***** The input

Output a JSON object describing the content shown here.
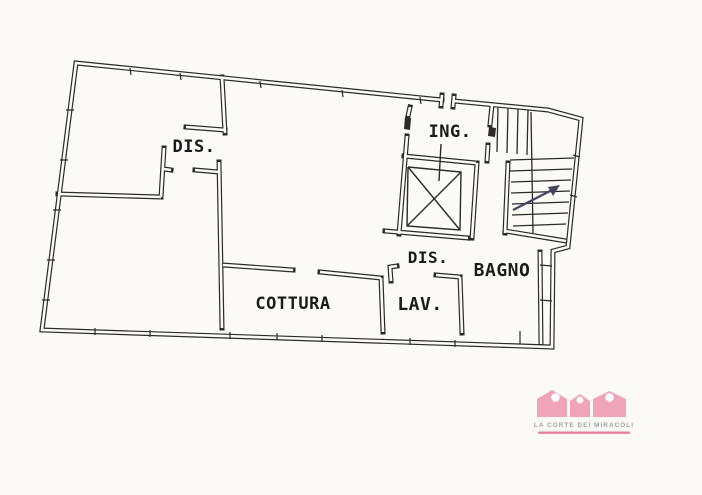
{
  "background_color": "#fbfaf7",
  "plan": {
    "line_color": "#2d2a27",
    "arrow_color": "#4a4160",
    "rooms": [
      {
        "label": "DIS."
      },
      {
        "label": "ING."
      },
      {
        "label": "DIS."
      },
      {
        "label": "BAGNO"
      },
      {
        "label": "COTTURA"
      },
      {
        "label": "LAV."
      }
    ]
  },
  "watermark": {
    "brand": "LA CORTE DEI MIRACOLI",
    "houses_color": "#f0a4ba",
    "window_color": "#fdfdfd",
    "underline_color": "#e8809d",
    "text_color": "#a0a0a0"
  }
}
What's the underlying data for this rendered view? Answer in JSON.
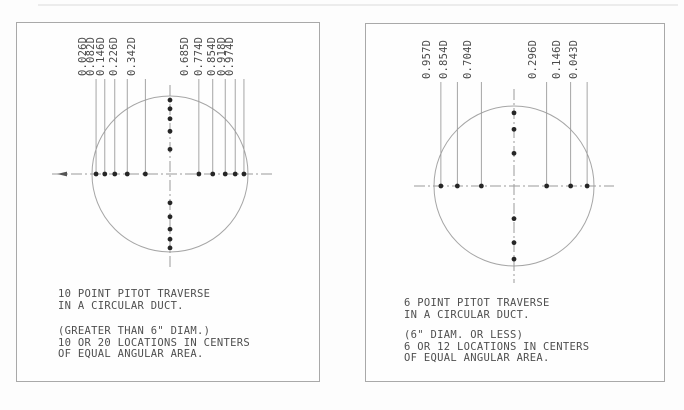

**********

Reproduce each record from above exactly; pictures do not belong in the copy.

Output a JSON object describing the content shown here.
{
  "background_color": "#fbfaf7",
  "plan": {
    "line_color": "#2d2a27",
    "arrow_color": "#4a4160",
    "rooms": [
      {
        "label": "DIS."
      },
      {
        "label": "ING."
      },
      {
        "label": "DIS."
      },
      {
        "label": "BAGNO"
      },
      {
        "label": "COTTURA"
      },
      {
        "label": "LAV."
      }
    ]
  },
  "watermark": {
    "brand": "LA CORTE DEI MIRACOLI",
    "houses_color": "#f0a4ba",
    "window_color": "#fdfdfd",
    "underline_color": "#e8809d",
    "text_color": "#a0a0a0"
  }
}
What's the underlying data for this rendered view? Answer in JSON.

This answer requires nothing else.